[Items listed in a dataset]
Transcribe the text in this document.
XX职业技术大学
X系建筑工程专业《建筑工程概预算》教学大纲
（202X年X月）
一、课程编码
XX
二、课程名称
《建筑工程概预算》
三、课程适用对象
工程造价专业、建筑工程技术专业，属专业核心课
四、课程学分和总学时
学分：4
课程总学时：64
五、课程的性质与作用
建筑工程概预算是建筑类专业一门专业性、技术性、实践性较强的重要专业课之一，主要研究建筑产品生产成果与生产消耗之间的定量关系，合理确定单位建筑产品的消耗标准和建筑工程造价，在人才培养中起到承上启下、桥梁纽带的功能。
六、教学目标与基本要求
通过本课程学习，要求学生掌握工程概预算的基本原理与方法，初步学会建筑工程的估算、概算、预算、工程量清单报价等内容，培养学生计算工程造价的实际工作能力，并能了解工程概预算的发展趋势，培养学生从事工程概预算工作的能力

* _WHAT IS ASKED_: Give back the whole listing, word for word.

* _SOLUTION TO THE EXERCISE_:
Transcribe the text in this document.
XX职业技术大学
X系建筑工程专业《建筑工程概预算》教学大纲
（202X年X月）
一、课程编码
XX
二、课程名称
《建筑工程概预算》
三、课程适用对象
工程造价专业、建筑工程技术专业，属专业核心课
四、课程学分和总学时
学分：4
课程总学时：64
五、课程的性质与作用
建筑工程概预算是建筑类专业一门专业性、技术性、实践性较强的重要专业课之一，主要研究建筑产品生产成果与生产消耗之间的定量关系，合理确定单位建筑产品的消耗标准和建筑工程造价，在人才培养中起到承上启下、桥梁纽带的功能。
六、教学目标与基本要求
通过本课程学习，要求学生掌握工程概预算的基本原理与方法，初步学会建筑工程的估算、概算、预算、工程量清单报价等内容，培养学生计算工程造价的实际工作能力，并能了解工程概预算的发展趋势，培养学生从事工程概预算工作的能力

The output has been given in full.